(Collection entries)
▬▬▬▬▬▬▬▬▬▬

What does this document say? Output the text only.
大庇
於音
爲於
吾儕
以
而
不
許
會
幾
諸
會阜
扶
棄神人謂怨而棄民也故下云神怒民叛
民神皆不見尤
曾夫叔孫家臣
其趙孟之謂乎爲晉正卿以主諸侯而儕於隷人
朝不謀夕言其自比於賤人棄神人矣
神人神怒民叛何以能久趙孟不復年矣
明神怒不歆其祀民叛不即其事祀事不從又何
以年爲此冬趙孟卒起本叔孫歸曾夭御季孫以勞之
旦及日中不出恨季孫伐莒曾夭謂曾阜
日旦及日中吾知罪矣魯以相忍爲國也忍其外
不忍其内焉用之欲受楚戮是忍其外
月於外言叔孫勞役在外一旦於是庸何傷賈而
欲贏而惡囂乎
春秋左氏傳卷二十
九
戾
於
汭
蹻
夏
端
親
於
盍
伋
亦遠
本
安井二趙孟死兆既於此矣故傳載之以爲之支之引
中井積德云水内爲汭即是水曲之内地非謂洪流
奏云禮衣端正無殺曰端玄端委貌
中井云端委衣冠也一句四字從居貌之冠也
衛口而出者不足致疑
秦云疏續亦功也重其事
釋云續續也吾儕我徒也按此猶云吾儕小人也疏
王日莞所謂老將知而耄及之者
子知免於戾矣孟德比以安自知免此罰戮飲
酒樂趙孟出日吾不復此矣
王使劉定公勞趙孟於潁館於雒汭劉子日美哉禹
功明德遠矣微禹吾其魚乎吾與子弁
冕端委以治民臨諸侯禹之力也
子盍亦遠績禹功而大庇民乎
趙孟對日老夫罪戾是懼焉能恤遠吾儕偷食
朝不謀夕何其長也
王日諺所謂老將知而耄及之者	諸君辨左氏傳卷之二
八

▬▬▬▬▬▬▬▬▬▬

- [What needs to be done]: Return each entry from above without altering a single character.

- [Solved problem]:
What does this document say? Output the text only.
大庇
於音
爲於
吾儕
以
而
不
許
會
幾
諸
會阜
扶
棄神人謂怨而棄民也故下云神怒民叛
民神皆不見尤
曾夫叔孫家臣
其趙孟之謂乎爲晉正卿以主諸侯而儕於隷人
朝不謀夕言其自比於賤人棄神人矣
神人神怒民叛何以能久趙孟不復年矣
明神怒不歆其祀民叛不即其事祀事不從又何
以年爲此冬趙孟卒起本叔孫歸曾夭御季孫以勞之
旦及日中不出恨季孫伐莒曾夭謂曾阜
日旦及日中吾知罪矣魯以相忍爲國也忍其外
不忍其内焉用之欲受楚戮是忍其外
月於外言叔孫勞役在外一旦於是庸何傷賈而
欲贏而惡囂乎
春秋左氏傳卷二十
九
戾
於
汭
蹻
夏
端
親
於
盍
伋
亦遠
本
安井二趙孟死兆既於此矣故傳載之以爲之支之引
中井積德云水内爲汭即是水曲之内地非謂洪流
奏云禮衣端正無殺曰端玄端委貌
中井云端委衣冠也一句四字從居貌之冠也
衛口而出者不足致疑
秦云疏續亦功也重其事
釋云續續也吾儕我徒也按此猶云吾儕小人也疏
王日莞所謂老將知而耄及之者
子知免於戾矣孟德比以安自知免此罰戮飲
酒樂趙孟出日吾不復此矣
王使劉定公勞趙孟於潁館於雒汭劉子日美哉禹
功明德遠矣微禹吾其魚乎吾與子弁
冕端委以治民臨諸侯禹之力也
子盍亦遠績禹功而大庇民乎
趙孟對日老夫罪戾是懼焉能恤遠吾儕偷食
朝不謀夕何其長也
王日諺所謂老將知而耄及之者	諸君辨左氏傳卷之二
八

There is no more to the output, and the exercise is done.